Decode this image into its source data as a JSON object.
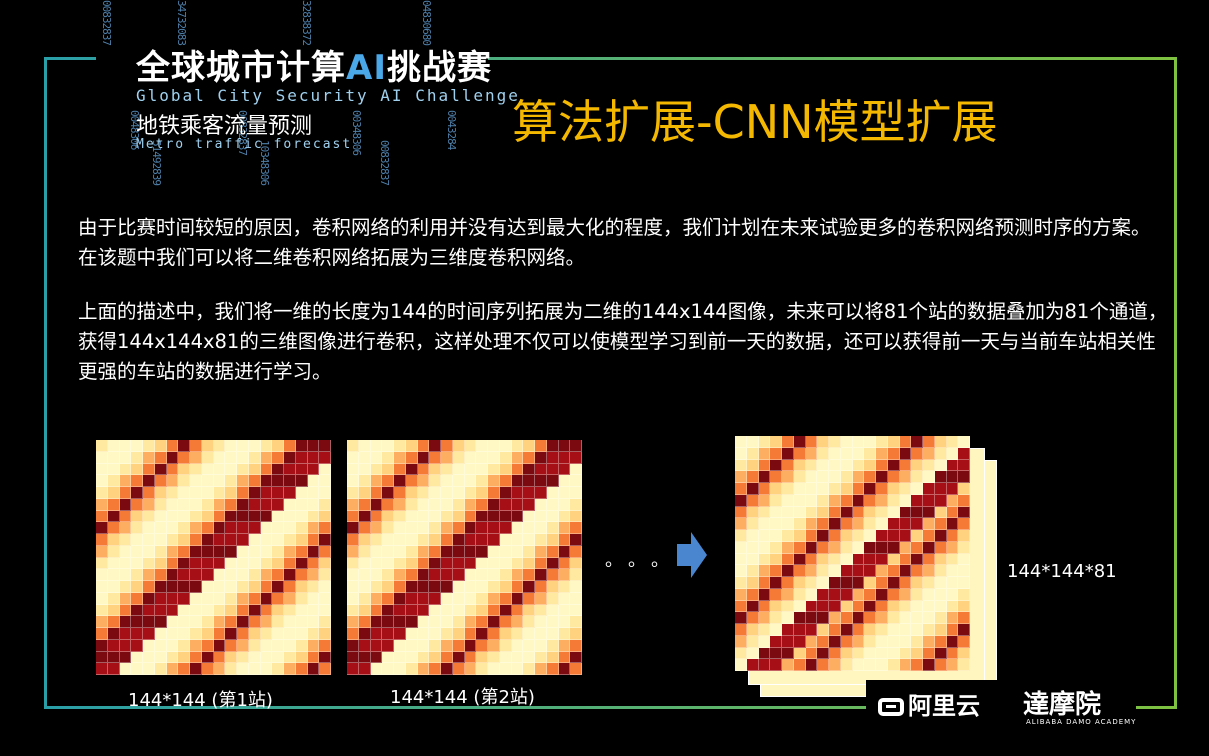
{
  "header": {
    "cn_title_pre": "全球城市计算",
    "cn_title_ai": "AI",
    "cn_title_post": "挑战赛",
    "en_title": "Global City Security AI Challenge",
    "cn_subtitle": "地铁乘客流量预测",
    "en_subtitle": "Metro traffic forecast",
    "code_rain": [
      "00832837",
      "0048306",
      "51492839",
      "34732083",
      "00832837",
      "10348306",
      "32838372",
      "00348306",
      "00832837",
      "04830680",
      "0043284"
    ]
  },
  "slide": {
    "title": "算法扩展-CNN模型扩展",
    "paragraph1": "由于比赛时间较短的原因，卷积网络的利用并没有达到最大化的程度，我们计划在未来试验更多的卷积网络预测时序的方案。在该题中我们可以将二维卷积网络拓展为三维度卷积网络。",
    "paragraph2": "上面的描述中，我们将一维的长度为144的时间序列拓展为二维的144x144图像，未来可以将81个站的数据叠加为81个通道，获得144x144x81的三维图像进行卷积，这样处理不仅可以使模型学习到前一天的数据，还可以获得前一天与当前车站相关性更强的车站的数据进行学习。"
  },
  "figure": {
    "caption1": "144*144 (第1站)",
    "caption2": "144*144 (第2站)",
    "caption3": "144*144*81",
    "ellipsis": "。。。",
    "heatmap_colors": [
      "#fff7c4",
      "#ffe9a1",
      "#fed27f",
      "#fdae61",
      "#f57a35",
      "#d9431f",
      "#a50f15",
      "#7a0a10"
    ]
  },
  "logos": {
    "alibaba_cloud": "阿里云",
    "damo": "達摩院",
    "damo_en": "ALIBABA DAMO ACADEMY"
  }
}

- _WORK TO BE COMPLETED_
The material above holds pictures; copy everything else in it exactly.

- _COMPLETE OUTPUT_
Decode this image into its source data as a JSON object.
{
  "header": {
    "cn_title_pre": "全球城市计算",
    "cn_title_ai": "AI",
    "cn_title_post": "挑战赛",
    "en_title": "Global City Security AI Challenge",
    "cn_subtitle": "地铁乘客流量预测",
    "en_subtitle": "Metro traffic forecast",
    "code_rain": [
      "00832837",
      "0048306",
      "51492839",
      "34732083",
      "00832837",
      "10348306",
      "32838372",
      "00348306",
      "00832837",
      "04830680",
      "0043284"
    ]
  },
  "slide": {
    "title": "算法扩展-CNN模型扩展",
    "paragraph1": "由于比赛时间较短的原因，卷积网络的利用并没有达到最大化的程度，我们计划在未来试验更多的卷积网络预测时序的方案。在该题中我们可以将二维卷积网络拓展为三维度卷积网络。",
    "paragraph2": "上面的描述中，我们将一维的长度为144的时间序列拓展为二维的144x144图像，未来可以将81个站的数据叠加为81个通道，获得144x144x81的三维图像进行卷积，这样处理不仅可以使模型学习到前一天的数据，还可以获得前一天与当前车站相关性更强的车站的数据进行学习。"
  },
  "figure": {
    "caption1": "144*144 (第1站)",
    "caption2": "144*144 (第2站)",
    "caption3": "144*144*81",
    "ellipsis": "。。。",
    "heatmap_colors": [
      "#fff7c4",
      "#ffe9a1",
      "#fed27f",
      "#fdae61",
      "#f57a35",
      "#d9431f",
      "#a50f15",
      "#7a0a10"
    ]
  },
  "logos": {
    "alibaba_cloud": "阿里云",
    "damo": "達摩院",
    "damo_en": "ALIBABA DAMO ACADEMY"
  }
}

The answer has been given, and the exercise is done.